### MATERIAL FOR THE TASK
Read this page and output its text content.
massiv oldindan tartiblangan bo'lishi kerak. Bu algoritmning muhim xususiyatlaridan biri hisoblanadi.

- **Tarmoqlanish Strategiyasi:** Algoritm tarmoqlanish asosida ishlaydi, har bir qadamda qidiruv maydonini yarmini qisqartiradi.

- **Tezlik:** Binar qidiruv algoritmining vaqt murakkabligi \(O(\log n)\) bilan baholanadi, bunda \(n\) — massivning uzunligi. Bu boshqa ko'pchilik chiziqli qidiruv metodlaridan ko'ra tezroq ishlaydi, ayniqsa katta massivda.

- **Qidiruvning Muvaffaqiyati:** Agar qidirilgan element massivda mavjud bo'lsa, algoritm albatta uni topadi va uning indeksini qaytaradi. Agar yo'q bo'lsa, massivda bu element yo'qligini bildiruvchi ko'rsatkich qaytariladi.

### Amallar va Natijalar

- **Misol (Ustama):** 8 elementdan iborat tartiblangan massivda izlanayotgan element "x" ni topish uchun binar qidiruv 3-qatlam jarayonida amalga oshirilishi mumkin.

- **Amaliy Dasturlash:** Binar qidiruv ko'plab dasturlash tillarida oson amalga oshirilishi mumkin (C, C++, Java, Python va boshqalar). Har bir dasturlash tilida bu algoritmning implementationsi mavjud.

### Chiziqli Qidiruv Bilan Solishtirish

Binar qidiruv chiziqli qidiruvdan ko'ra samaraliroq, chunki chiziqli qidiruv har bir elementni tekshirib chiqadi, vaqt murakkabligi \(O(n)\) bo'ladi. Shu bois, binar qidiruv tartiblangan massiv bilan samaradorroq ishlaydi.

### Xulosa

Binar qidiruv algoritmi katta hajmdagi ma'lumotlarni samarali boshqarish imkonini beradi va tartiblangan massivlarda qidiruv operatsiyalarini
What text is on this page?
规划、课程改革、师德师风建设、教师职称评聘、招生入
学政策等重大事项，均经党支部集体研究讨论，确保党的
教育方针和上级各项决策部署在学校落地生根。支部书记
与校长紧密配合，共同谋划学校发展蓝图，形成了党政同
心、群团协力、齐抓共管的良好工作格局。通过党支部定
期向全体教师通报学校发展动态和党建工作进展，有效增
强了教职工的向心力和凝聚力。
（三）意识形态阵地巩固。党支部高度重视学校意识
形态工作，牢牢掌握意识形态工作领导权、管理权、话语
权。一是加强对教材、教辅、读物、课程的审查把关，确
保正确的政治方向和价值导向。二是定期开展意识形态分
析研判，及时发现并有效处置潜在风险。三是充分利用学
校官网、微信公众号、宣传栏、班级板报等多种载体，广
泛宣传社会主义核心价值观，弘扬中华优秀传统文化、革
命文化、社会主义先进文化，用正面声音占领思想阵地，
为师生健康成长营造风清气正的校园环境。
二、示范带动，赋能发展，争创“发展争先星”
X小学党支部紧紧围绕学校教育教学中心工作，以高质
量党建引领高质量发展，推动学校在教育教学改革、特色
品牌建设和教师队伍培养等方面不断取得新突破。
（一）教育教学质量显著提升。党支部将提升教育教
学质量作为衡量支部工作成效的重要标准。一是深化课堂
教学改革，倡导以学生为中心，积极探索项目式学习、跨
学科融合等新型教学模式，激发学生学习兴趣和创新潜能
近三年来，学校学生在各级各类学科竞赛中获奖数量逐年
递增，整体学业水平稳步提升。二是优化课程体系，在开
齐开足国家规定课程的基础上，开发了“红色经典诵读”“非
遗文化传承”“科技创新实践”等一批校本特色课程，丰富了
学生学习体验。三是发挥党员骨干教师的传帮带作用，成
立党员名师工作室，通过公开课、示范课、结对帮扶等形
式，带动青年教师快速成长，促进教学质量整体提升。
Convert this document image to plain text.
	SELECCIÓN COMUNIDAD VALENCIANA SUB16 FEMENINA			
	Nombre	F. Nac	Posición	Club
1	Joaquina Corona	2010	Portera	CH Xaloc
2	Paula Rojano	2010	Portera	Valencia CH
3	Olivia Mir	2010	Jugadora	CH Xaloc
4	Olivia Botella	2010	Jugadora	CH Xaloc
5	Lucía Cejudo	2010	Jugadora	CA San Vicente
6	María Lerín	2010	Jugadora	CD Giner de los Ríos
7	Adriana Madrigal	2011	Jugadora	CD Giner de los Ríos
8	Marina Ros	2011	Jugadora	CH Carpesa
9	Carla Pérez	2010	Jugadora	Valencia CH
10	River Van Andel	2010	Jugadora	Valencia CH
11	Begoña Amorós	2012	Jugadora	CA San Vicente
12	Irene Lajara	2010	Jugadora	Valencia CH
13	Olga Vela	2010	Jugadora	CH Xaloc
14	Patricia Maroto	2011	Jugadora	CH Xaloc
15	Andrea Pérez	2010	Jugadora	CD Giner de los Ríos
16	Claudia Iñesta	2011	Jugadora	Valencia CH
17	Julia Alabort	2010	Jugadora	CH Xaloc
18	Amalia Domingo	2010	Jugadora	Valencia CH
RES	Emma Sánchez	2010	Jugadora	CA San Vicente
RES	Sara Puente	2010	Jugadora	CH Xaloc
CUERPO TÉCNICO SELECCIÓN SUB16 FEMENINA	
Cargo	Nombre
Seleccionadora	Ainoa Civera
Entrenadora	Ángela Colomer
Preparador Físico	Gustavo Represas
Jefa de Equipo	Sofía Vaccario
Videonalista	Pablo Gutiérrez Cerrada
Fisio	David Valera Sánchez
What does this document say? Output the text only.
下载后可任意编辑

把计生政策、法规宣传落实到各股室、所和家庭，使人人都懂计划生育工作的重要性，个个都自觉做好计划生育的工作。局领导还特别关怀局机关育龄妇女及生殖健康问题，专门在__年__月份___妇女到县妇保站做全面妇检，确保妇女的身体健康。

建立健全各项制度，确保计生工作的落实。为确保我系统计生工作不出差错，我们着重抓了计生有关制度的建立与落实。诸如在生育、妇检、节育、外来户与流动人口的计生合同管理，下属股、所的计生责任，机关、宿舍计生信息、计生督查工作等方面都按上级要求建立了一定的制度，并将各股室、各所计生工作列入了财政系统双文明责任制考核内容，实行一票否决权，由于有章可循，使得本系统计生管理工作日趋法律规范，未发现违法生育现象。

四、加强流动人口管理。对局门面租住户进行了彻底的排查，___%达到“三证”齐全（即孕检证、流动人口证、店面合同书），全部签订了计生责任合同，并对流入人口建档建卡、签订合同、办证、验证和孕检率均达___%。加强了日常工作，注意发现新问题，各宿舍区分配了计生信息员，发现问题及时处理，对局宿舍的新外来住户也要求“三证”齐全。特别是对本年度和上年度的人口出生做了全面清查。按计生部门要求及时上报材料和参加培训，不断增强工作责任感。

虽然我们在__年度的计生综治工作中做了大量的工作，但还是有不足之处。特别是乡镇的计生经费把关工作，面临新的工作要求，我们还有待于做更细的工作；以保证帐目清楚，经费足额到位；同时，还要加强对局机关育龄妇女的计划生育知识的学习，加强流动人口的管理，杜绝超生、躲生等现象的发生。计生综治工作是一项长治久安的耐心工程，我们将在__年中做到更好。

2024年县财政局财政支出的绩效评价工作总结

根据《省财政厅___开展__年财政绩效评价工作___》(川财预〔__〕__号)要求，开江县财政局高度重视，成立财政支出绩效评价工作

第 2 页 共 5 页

### GOAL OF THE EXERCISE
Copy each line containing the word "Sánchez" from the data.

### TASK ANSWER
RES	Emma Sánchez	2010	Jugadora	CA San Vicente
Fisio	David Valera Sánchez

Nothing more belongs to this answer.